Exercise aim: Copy out all lines in the data below containing the string "text".

===== Data rows

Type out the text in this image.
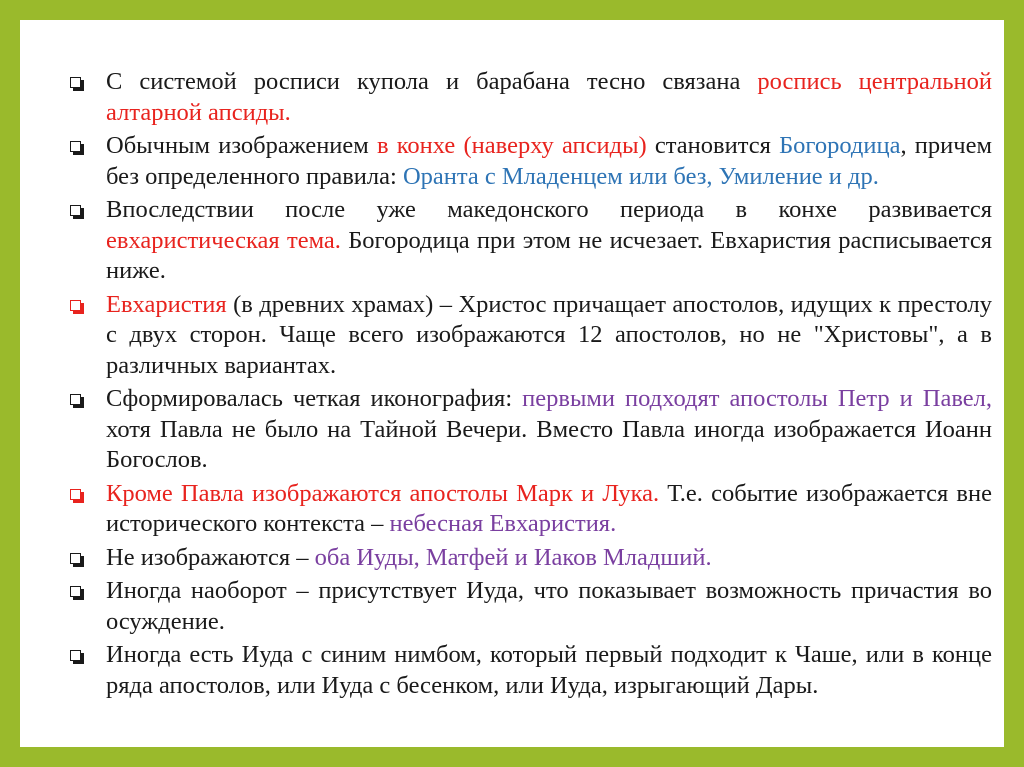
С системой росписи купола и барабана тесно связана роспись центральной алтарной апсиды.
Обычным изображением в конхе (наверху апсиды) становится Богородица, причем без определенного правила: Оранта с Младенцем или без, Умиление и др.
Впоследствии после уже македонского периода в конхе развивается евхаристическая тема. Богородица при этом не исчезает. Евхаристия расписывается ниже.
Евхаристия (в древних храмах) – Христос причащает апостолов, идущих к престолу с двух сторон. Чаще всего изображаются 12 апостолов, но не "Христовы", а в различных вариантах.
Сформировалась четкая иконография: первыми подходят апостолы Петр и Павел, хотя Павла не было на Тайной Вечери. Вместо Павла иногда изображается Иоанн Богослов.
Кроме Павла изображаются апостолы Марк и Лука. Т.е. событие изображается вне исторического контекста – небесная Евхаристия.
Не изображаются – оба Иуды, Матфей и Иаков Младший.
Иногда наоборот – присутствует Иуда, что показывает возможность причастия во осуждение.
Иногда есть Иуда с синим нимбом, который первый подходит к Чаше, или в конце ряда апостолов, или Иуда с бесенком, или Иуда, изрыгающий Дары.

==========
===== Data rows

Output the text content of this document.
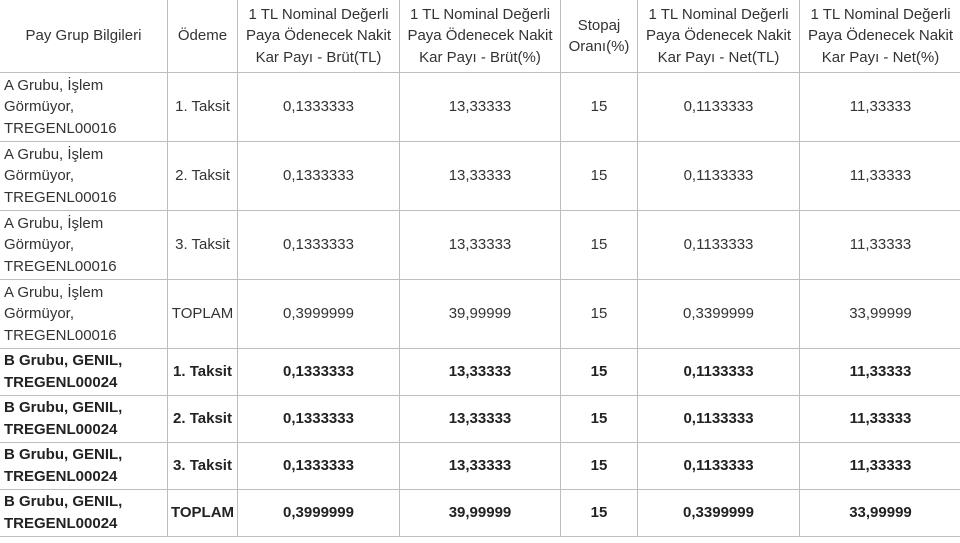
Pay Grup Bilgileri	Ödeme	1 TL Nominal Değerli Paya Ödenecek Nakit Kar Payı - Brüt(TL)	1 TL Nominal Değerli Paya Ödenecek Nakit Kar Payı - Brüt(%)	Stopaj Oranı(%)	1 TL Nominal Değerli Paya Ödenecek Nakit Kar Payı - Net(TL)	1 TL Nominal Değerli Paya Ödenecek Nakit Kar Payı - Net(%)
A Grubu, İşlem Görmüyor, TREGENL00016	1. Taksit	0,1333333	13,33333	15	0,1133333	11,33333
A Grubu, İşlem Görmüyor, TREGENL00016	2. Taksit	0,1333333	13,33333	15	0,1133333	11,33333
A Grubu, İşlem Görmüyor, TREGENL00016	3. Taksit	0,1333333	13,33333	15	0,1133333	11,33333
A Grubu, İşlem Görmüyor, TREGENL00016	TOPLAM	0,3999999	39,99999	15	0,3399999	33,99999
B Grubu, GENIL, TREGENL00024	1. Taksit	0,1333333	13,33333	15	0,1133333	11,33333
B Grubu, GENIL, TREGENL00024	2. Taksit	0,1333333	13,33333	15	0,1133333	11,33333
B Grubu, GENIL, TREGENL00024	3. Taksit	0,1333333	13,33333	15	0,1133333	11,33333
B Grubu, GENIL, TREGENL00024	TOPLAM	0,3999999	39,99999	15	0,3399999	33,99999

==========

Solution for this exercise:
Type out the text in this image.
Output the text content of this document.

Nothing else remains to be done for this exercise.